§ WHAT THE EXERCISE ASKS
Determine which lines contain the word "JSON", then copy those lines.

─── SUPPLIED ENTRIES ───

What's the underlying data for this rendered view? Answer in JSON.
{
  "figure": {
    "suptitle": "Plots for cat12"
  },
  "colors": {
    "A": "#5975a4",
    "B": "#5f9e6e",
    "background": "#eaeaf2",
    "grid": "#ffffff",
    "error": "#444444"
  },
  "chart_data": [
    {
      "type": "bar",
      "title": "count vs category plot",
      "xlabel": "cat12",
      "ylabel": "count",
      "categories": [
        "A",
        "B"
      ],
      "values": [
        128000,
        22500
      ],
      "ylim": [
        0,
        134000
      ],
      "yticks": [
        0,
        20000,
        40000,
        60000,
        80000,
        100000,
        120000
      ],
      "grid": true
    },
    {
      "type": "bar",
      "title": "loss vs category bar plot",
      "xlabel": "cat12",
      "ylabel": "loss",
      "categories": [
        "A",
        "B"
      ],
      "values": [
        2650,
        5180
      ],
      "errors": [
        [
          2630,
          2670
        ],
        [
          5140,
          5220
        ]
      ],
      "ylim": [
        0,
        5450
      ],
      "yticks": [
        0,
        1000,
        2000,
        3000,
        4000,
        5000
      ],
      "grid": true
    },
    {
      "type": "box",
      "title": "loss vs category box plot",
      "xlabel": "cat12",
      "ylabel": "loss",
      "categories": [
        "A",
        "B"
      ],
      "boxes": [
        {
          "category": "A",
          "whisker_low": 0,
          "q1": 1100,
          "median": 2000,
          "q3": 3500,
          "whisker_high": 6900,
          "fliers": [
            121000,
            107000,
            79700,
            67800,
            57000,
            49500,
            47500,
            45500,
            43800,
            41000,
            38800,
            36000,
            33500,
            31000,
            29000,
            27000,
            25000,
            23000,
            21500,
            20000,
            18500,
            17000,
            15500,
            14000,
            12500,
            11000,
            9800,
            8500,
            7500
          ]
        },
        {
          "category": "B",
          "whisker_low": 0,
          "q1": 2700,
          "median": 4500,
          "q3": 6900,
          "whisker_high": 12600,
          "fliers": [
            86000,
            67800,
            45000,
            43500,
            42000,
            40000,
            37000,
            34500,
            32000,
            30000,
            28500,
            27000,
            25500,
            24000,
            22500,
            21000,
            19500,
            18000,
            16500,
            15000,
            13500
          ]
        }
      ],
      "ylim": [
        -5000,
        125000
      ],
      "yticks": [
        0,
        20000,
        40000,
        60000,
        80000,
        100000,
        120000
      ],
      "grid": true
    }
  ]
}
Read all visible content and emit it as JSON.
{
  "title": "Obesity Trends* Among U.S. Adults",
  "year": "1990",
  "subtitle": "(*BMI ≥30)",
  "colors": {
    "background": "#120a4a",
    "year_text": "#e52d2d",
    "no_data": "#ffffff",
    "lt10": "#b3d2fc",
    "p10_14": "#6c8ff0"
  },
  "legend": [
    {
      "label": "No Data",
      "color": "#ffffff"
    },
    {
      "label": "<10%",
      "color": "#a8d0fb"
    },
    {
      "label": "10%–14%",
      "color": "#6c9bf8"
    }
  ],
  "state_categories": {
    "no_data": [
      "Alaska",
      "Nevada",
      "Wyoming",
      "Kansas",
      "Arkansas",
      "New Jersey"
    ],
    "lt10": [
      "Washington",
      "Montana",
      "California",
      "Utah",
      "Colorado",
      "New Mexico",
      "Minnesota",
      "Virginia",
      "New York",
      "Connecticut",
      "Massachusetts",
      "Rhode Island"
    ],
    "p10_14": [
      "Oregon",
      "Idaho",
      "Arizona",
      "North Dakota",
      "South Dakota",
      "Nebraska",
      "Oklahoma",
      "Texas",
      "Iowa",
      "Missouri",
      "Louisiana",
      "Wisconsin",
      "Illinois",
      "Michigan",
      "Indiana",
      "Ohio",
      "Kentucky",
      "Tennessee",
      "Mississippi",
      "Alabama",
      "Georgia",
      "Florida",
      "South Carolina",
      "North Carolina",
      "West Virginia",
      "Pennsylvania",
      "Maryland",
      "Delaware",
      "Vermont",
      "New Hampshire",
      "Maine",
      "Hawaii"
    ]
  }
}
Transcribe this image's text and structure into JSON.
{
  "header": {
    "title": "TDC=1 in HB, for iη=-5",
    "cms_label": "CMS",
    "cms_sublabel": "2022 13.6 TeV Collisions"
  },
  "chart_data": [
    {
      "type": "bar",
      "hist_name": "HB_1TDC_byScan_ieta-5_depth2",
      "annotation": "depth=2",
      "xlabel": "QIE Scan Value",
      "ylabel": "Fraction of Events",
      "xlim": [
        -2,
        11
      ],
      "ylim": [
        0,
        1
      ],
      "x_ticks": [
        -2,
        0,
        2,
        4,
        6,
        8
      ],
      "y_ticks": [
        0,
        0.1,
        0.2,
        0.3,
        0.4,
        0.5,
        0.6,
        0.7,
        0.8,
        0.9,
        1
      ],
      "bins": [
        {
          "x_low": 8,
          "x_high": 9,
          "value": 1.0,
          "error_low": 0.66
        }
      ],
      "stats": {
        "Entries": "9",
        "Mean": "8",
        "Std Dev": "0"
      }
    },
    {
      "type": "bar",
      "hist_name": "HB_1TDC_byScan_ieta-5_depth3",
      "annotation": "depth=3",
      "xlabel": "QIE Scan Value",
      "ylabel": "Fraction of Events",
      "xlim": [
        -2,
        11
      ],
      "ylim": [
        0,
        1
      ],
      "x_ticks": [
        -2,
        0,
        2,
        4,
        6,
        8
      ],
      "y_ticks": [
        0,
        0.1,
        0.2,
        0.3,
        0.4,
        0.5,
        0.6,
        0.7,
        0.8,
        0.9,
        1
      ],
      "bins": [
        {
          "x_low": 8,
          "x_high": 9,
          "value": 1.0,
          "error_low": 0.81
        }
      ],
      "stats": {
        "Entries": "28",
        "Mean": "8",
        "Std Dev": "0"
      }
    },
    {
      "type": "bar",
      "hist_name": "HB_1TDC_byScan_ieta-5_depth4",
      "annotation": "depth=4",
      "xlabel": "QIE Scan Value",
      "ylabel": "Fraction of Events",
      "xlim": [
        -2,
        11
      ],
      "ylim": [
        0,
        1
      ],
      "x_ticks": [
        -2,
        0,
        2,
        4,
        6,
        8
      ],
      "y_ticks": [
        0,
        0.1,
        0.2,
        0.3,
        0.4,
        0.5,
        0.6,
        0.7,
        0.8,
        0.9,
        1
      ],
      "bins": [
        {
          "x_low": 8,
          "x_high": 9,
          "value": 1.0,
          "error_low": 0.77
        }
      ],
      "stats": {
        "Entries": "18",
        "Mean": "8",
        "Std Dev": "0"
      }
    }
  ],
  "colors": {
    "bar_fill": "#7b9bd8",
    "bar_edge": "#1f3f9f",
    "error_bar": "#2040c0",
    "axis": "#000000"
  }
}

───

§ ANSWER BELOW
What's the underlying data for this rendered view? Answer in JSON.
Read all visible content and emit it as JSON.
Transcribe this image's text and structure into JSON.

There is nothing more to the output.